--- START OF Information supplied ---
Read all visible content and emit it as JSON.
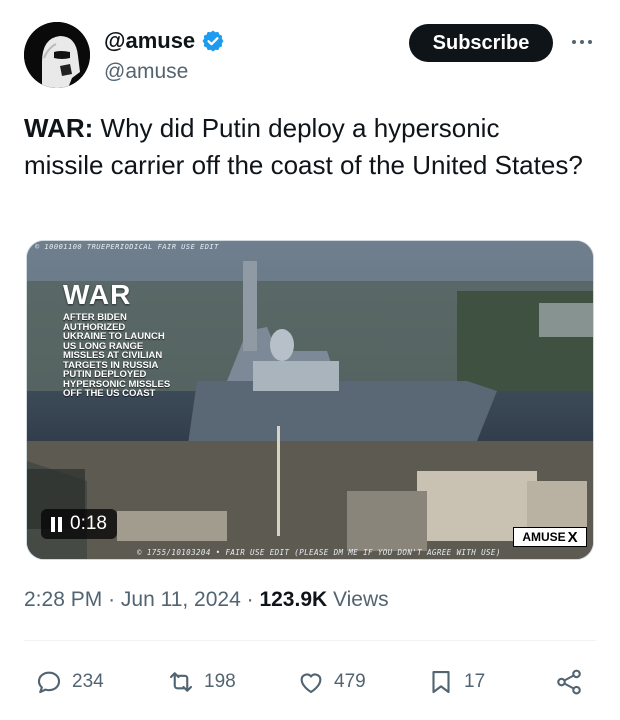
{
  "author": {
    "display_name": "@amuse",
    "handle": "@amuse",
    "verified": true
  },
  "header": {
    "subscribe_label": "Subscribe",
    "more_icon": "more-horizontal-icon"
  },
  "tweet": {
    "lead": "WAR:",
    "body": " Why did Putin deploy a hypersonic missile carrier off the coast of the United States?"
  },
  "media": {
    "top_caption": "© 10001100 TRUEPERIODICAL FAIR USE EDIT",
    "title": "WAR",
    "lines": [
      "AFTER BIDEN",
      "AUTHORIZED",
      "UKRAINE TO LAUNCH",
      "US LONG RANGE",
      "MISSLES AT CIVILIAN",
      "TARGETS IN RUSSIA",
      "PUTIN DEPLOYED",
      "HYPERSONIC MISSLES",
      "OFF THE US COAST"
    ],
    "timer": "0:18",
    "bottom_credit": "© 1755/10103204 • FAIR USE EDIT (PLEASE DM ME IF YOU DON'T AGREE WITH USE)",
    "watermark": "AMUSE",
    "watermark_x": "X"
  },
  "meta": {
    "time": "2:28 PM",
    "date": "Jun 11, 2024",
    "views_count": "123.9K",
    "views_label": "Views"
  },
  "actions": {
    "replies": "234",
    "reposts": "198",
    "likes": "479",
    "bookmarks": "17"
  },
  "colors": {
    "text": "#0f1419",
    "secondary": "#536471",
    "verified": "#1d9bf0",
    "button_bg": "#0f1419"
  }
}
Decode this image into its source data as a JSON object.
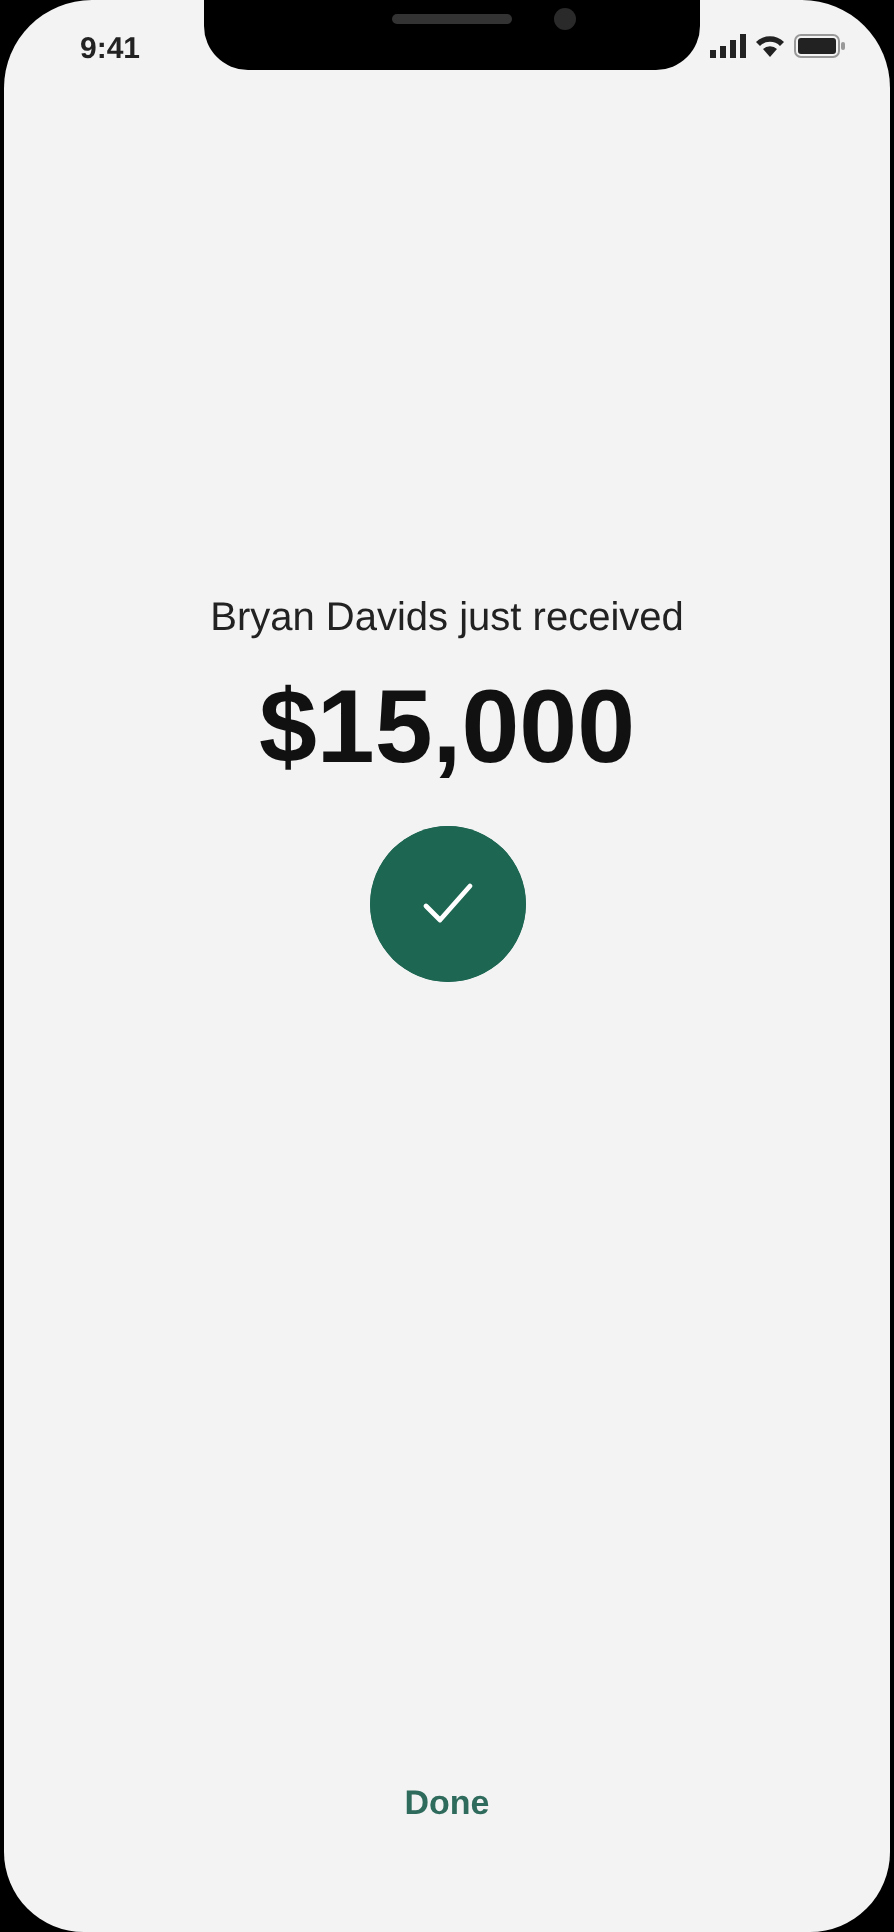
{
  "status_bar": {
    "time": "9:41"
  },
  "message": "Bryan Davids just received",
  "amount": "$15,000",
  "done_button": "Done"
}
--- END OF Information supplied ---
What you should do:
Take every line from the records above that has the word "JSON" and copy it.

Answer:
Read all visible content and emit it as JSON.
Decode this image into its source data as a JSON object.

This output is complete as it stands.